* _Requirements_: Reproduce the records below exactly as they appear, omitting any pictures they contain.
== Information supplied
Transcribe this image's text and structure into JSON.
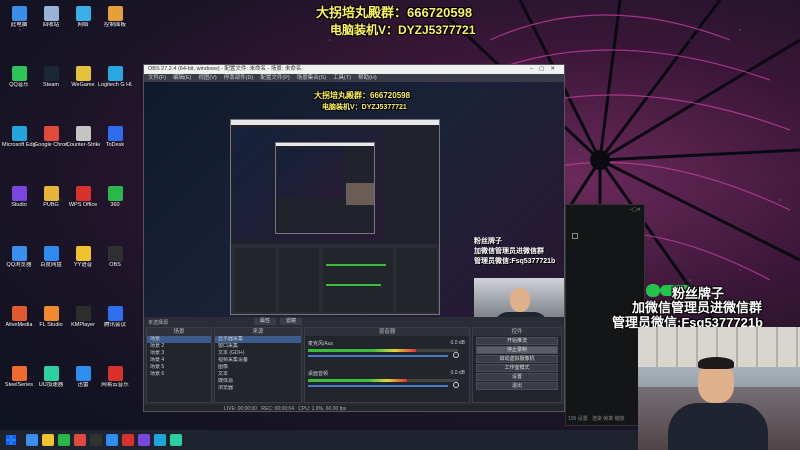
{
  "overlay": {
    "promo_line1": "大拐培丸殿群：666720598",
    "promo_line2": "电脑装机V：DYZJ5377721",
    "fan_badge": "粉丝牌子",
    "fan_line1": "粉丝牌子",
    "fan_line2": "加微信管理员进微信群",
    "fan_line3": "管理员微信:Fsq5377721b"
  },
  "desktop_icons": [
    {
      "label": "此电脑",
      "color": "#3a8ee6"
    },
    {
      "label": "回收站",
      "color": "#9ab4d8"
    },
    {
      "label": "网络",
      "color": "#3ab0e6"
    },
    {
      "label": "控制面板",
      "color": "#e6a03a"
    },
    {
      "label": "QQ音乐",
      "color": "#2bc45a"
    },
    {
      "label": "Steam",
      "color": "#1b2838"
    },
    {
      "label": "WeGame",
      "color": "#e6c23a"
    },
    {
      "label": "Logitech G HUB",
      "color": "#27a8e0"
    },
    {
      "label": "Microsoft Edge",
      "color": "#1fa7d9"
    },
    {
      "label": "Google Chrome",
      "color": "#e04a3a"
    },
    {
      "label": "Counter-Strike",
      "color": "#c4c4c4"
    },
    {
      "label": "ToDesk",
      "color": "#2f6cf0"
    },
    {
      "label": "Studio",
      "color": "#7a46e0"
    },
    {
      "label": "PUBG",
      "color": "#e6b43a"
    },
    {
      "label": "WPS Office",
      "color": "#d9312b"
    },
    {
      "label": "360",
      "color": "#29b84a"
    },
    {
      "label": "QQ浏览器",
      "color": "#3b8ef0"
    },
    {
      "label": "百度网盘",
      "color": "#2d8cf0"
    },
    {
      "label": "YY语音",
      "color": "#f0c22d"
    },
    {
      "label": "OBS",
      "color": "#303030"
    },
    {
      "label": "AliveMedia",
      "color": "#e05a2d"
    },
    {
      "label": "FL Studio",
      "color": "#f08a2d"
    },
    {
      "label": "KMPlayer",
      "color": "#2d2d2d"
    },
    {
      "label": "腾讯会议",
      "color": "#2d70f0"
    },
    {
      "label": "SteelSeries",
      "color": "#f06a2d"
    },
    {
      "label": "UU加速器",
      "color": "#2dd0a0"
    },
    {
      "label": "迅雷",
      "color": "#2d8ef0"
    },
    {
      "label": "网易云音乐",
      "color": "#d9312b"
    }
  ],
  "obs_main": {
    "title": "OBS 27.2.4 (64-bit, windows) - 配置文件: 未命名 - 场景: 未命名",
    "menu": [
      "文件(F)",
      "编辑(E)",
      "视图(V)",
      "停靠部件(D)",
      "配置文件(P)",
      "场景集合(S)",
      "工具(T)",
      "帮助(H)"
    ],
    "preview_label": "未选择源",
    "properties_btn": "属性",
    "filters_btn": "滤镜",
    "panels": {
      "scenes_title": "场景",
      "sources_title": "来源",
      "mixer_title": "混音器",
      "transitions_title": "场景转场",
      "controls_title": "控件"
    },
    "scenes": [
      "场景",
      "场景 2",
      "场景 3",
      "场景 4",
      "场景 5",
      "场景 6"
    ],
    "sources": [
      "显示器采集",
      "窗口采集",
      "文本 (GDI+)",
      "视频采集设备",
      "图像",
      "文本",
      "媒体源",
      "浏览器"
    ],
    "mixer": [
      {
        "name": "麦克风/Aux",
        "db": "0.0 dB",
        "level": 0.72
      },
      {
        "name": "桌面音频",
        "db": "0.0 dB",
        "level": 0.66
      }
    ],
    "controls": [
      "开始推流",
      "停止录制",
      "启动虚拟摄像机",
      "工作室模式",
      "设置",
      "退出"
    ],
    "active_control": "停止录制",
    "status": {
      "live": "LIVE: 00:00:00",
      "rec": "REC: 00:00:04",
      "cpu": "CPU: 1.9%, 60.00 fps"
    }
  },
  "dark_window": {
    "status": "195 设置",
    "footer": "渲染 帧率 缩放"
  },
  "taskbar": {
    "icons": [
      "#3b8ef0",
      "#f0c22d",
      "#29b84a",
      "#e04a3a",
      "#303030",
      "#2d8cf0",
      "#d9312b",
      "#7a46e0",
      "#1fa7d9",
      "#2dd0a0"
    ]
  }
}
====
* _Written solution_:
Transcribe this image's text and structure into JSON.
{
  "overlay": {
    "promo_line1": "大拐培丸殿群：666720598",
    "promo_line2": "电脑装机V：DYZJ5377721",
    "fan_badge": "粉丝牌子",
    "fan_line1": "粉丝牌子",
    "fan_line2": "加微信管理员进微信群",
    "fan_line3": "管理员微信:Fsq5377721b"
  },
  "desktop_icons": [
    {
      "label": "此电脑",
      "color": "#3a8ee6"
    },
    {
      "label": "回收站",
      "color": "#9ab4d8"
    },
    {
      "label": "网络",
      "color": "#3ab0e6"
    },
    {
      "label": "控制面板",
      "color": "#e6a03a"
    },
    {
      "label": "QQ音乐",
      "color": "#2bc45a"
    },
    {
      "label": "Steam",
      "color": "#1b2838"
    },
    {
      "label": "WeGame",
      "color": "#e6c23a"
    },
    {
      "label": "Logitech G HUB",
      "color": "#27a8e0"
    },
    {
      "label": "Microsoft Edge",
      "color": "#1fa7d9"
    },
    {
      "label": "Google Chrome",
      "color": "#e04a3a"
    },
    {
      "label": "Counter-Strike",
      "color": "#c4c4c4"
    },
    {
      "label": "ToDesk",
      "color": "#2f6cf0"
    },
    {
      "label": "Studio",
      "color": "#7a46e0"
    },
    {
      "label": "PUBG",
      "color": "#e6b43a"
    },
    {
      "label": "WPS Office",
      "color": "#d9312b"
    },
    {
      "label": "360",
      "color": "#29b84a"
    },
    {
      "label": "QQ浏览器",
      "color": "#3b8ef0"
    },
    {
      "label": "百度网盘",
      "color": "#2d8cf0"
    },
    {
      "label": "YY语音",
      "color": "#f0c22d"
    },
    {
      "label": "OBS",
      "color": "#303030"
    },
    {
      "label": "AliveMedia",
      "color": "#e05a2d"
    },
    {
      "label": "FL Studio",
      "color": "#f08a2d"
    },
    {
      "label": "KMPlayer",
      "color": "#2d2d2d"
    },
    {
      "label": "腾讯会议",
      "color": "#2d70f0"
    },
    {
      "label": "SteelSeries",
      "color": "#f06a2d"
    },
    {
      "label": "UU加速器",
      "color": "#2dd0a0"
    },
    {
      "label": "迅雷",
      "color": "#2d8ef0"
    },
    {
      "label": "网易云音乐",
      "color": "#d9312b"
    }
  ],
  "obs_main": {
    "title": "OBS 27.2.4 (64-bit, windows) - 配置文件: 未命名 - 场景: 未命名",
    "menu": [
      "文件(F)",
      "编辑(E)",
      "视图(V)",
      "停靠部件(D)",
      "配置文件(P)",
      "场景集合(S)",
      "工具(T)",
      "帮助(H)"
    ],
    "preview_label": "未选择源",
    "properties_btn": "属性",
    "filters_btn": "滤镜",
    "panels": {
      "scenes_title": "场景",
      "sources_title": "来源",
      "mixer_title": "混音器",
      "transitions_title": "场景转场",
      "controls_title": "控件"
    },
    "scenes": [
      "场景",
      "场景 2",
      "场景 3",
      "场景 4",
      "场景 5",
      "场景 6"
    ],
    "sources": [
      "显示器采集",
      "窗口采集",
      "文本 (GDI+)",
      "视频采集设备",
      "图像",
      "文本",
      "媒体源",
      "浏览器"
    ],
    "mixer": [
      {
        "name": "麦克风/Aux",
        "db": "0.0 dB",
        "level": 0.72
      },
      {
        "name": "桌面音频",
        "db": "0.0 dB",
        "level": 0.66
      }
    ],
    "controls": [
      "开始推流",
      "停止录制",
      "启动虚拟摄像机",
      "工作室模式",
      "设置",
      "退出"
    ],
    "active_control": "停止录制",
    "status": {
      "live": "LIVE: 00:00:00",
      "rec": "REC: 00:00:04",
      "cpu": "CPU: 1.9%, 60.00 fps"
    }
  },
  "dark_window": {
    "status": "195 设置",
    "footer": "渲染 帧率 缩放"
  },
  "taskbar": {
    "icons": [
      "#3b8ef0",
      "#f0c22d",
      "#29b84a",
      "#e04a3a",
      "#303030",
      "#2d8cf0",
      "#d9312b",
      "#7a46e0",
      "#1fa7d9",
      "#2dd0a0"
    ]
  }
}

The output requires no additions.